[START OF Dataset entries]
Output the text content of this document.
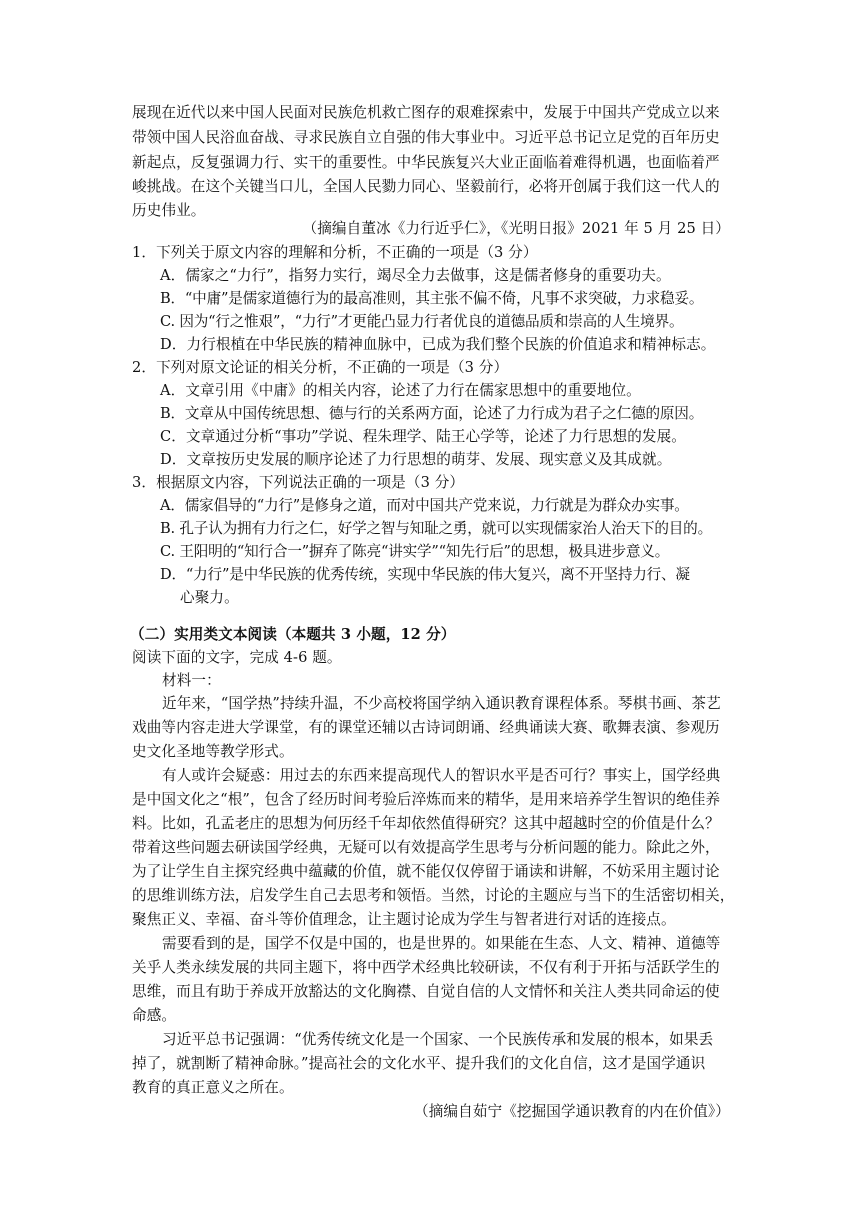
展现在近代以来中国人民面对民族危机救亡图存的艰难探索中，发展于中国共产党成立以来
带领中国人民浴血奋战、寻求民族自立自强的伟大事业中。习近平总书记立足党的百年历史
新起点，反复强调力行、实干的重要性。中华民族复兴大业正面临着难得机遇，也面临着严
峻挑战。在这个关键当口儿，全国人民勠力同心、坚毅前行，必将开创属于我们这一代人的
历史伟业。
（摘编自董冰《力行近乎仁》，《光明日报》2021 年 5 月 25 日）
1．下列关于原文内容的理解和分析，不正确的一项是（3 分）
A．儒家之“力行”，指努力实行，竭尽全力去做事，这是儒者修身的重要功夫。
B．“中庸”是儒家道德行为的最高准则，其主张不偏不倚，凡事不求突破，力求稳妥。
C. 因为“行之惟艰”，“力行”才更能凸显力行者优良的道德品质和崇高的人生境界。
D．力行根植在中华民族的精神血脉中，已成为我们整个民族的价值追求和精神标志。
2．下列对原文论证的相关分析，不正确的一项是（3 分）
A．文章引用《中庸》的相关内容，论述了力行在儒家思想中的重要地位。
B．文章从中国传统思想、德与行的关系两方面，论述了力行成为君子之仁德的原因。
C．文章通过分析“事功”学说、程朱理学、陆王心学等，论述了力行思想的发展。
D．文章按历史发展的顺序论述了力行思想的萌芽、发展、现实意义及其成就。
3．根据原文内容，下列说法正确的一项是（3 分）
A．儒家倡导的“力行”是修身之道，而对中国共产党来说，力行就是为群众办实事。
B. 孔子认为拥有力行之仁，好学之智与知耻之勇，就可以实现儒家治人治天下的目的。
C. 王阳明的“知行合一”摒弃了陈亮“讲实学”“知先行后”的思想，极具进步意义。
D．“力行”是中华民族的优秀传统，实现中华民族的伟大复兴，离不开坚持力行、凝
心聚力。
（二）实用类文本阅读（本题共 3 小题，12 分）
阅读下面的文字，完成 4-6 题。
材料一：
近年来，“国学热”持续升温，不少高校将国学纳入通识教育课程体系。琴棋书画、茶艺
戏曲等内容走进大学课堂，有的课堂还辅以古诗词朗诵、经典诵读大赛、歌舞表演、参观历
史文化圣地等教学形式。
有人或许会疑惑：用过去的东西来提高现代人的智识水平是否可行？事实上，国学经典
是中国文化之“根”，包含了经历时间考验后淬炼而来的精华，是用来培养学生智识的绝佳养
料。比如，孔孟老庄的思想为何历经千年却依然值得研究？这其中超越时空的价值是什么？
带着这些问题去研读国学经典，无疑可以有效提高学生思考与分析问题的能力。除此之外，
为了让学生自主探究经典中蕴藏的价值，就不能仅仅停留于诵读和讲解，不妨采用主题讨论
的思维训练方法，启发学生自己去思考和领悟。当然，讨论的主题应与当下的生活密切相关，
聚焦正义、幸福、奋斗等价值理念，让主题讨论成为学生与智者进行对话的连接点。
需要看到的是，国学不仅是中国的，也是世界的。如果能在生态、人文、精神、道德等
关乎人类永续发展的共同主题下，将中西学术经典比较研读，不仅有利于开拓与活跃学生的
思维，而且有助于养成开放豁达的文化胸襟、自觉自信的人文情怀和关注人类共同命运的使
命感。
习近平总书记强调：“优秀传统文化是一个国家、一个民族传承和发展的根本，如果丢
掉了，就割断了精神命脉。”提高社会的文化水平、提升我们的文化自信，这才是国学通识
教育的真正意义之所在。
（摘编自茹宁《挖掘国学通识教育的内在价值》）
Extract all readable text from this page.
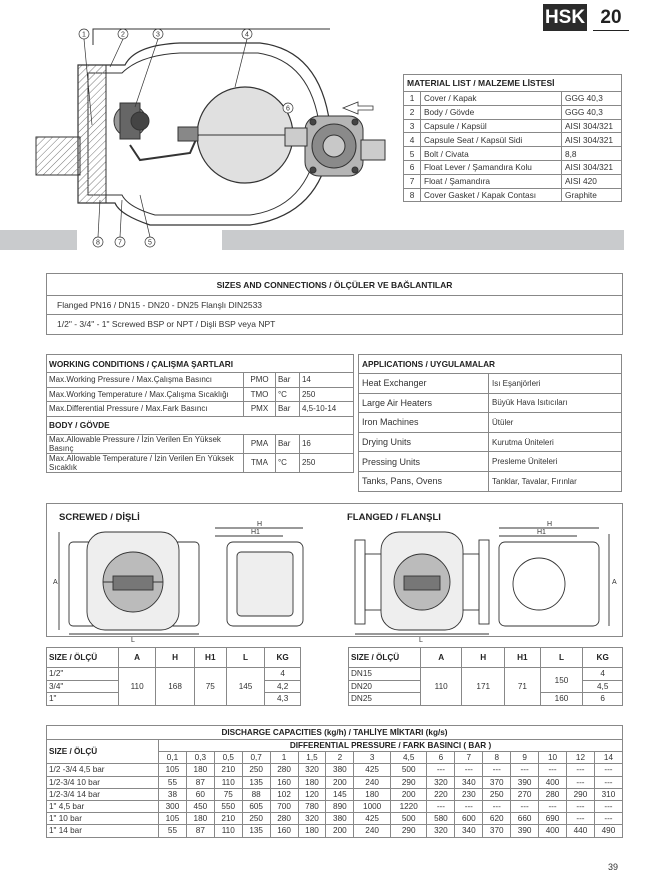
HSK 20
1	2	3	4
5
6
7
8
MATERIAL LIST / MALZEME LİSTESİ		
1	Cover / Kapak	GGG 40,3
2	Body / Gövde	GGG 40,3
3	Capsule / Kapsül	AISI 304/321
4	Capsule Seat / Kapsül Sidi	AISI 304/321
5	Bolt / Civata	8,8
6	Float Lever / Şamandıra Kolu	AISI 304/321
7	Float / Şamandıra	AISI 420
8	Cover Gasket / Kapak Contası	Graphite
SIZES AND CONNECTIONS / ÖLÇÜLER VE BAĞLANTILAR
Flanged PN16 / DN15 - DN20 - DN25 Flanşlı DIN2533
1/2" - 3/4" - 1" Screwed BSP or NPT / Dişli BSP veya NPT
WORKING CONDITIONS / ÇALIŞMA ŞARTLARI			
Max.Working Pressure / Max.Çalışma Basıncı	PMO	Bar	14
Max.Working Temperature / Max.Çalışma Sıcaklığı	TMO	°C	250
Max.Differential Pressure / Max.Fark Basıncı	PMX	Bar	4,5-10-14
BODY / GÖVDE			
Max.Allowable Pressure / İzin Verilen En Yüksek Basınç	PMA	Bar	16
Max.Allowable Temperature / İzin Verilen En Yüksek Sıcaklık	TMA	°C	250
APPLICATIONS / UYGULAMALAR	
Heat Exchanger	Isı Eşanjörleri
Large Air Heaters	Büyük Hava Isıtıcıları
Iron Machines	Ütüler
Drying Units	Kurutma Üniteleri
Pressing Units	Presleme Üniteleri
Tanks, Pans, Ovens	Tanklar, Tavalar, Fırınlar
SCREWED / DİŞLİ	FLANGED / FLANŞLI
A
L
H
H1
L
H
H1
A
SIZE / ÖLÇÜ	A	H	H1	L	KG
1/2"	110	168	75	145	4
3/4"					4,2
1"					4,3
SIZE / ÖLÇÜ	A	H	H1	L	KG
DN15	110	171	71	150	4
DN20					4,5
DN25				160	6
DISCHARGE CAPACITIES (kg/h) / TAHLİYE MİKTARI (kg/s)																
SIZE / ÖLÇÜ	DIFFERENTIAL PRESSURE / FARK BASINCI ( BAR )															
	0,1	0,3	0,5	0,7	1	1,5	2	3	4,5	6	7	8	9	10	12	14
1/2 -3/4 4,5 bar	105	180	210	250	280	320	380	425	500	---	---	---	---	---	---	---
1/2-3/4 10 bar	55	87	110	135	160	180	200	240	290	320	340	370	390	400	---	---
1/2-3/4 14 bar	38	60	75	88	102	120	145	180	200	220	230	250	270	280	290	310
1" 4,5 bar	300	450	550	605	700	780	890	1000	1220	---	---	---	---	---	---	---
1" 10 bar	105	180	210	250	280	320	380	425	500	580	600	620	660	690	---	---
1" 14 bar	55	87	110	135	160	180	200	240	290	320	340	370	390	400	440	490
39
[END OF Dataset entries]
To be done:
From the listing above, copy out each line where the word "Temperature" appears.

Result of the exercise:
Max.Working Temperature / Max.Çalışma Sıcaklığı	TMO	°C	250
Max.Allowable Temperature / İzin Verilen En Yüksek Sıcaklık	TMA	°C	250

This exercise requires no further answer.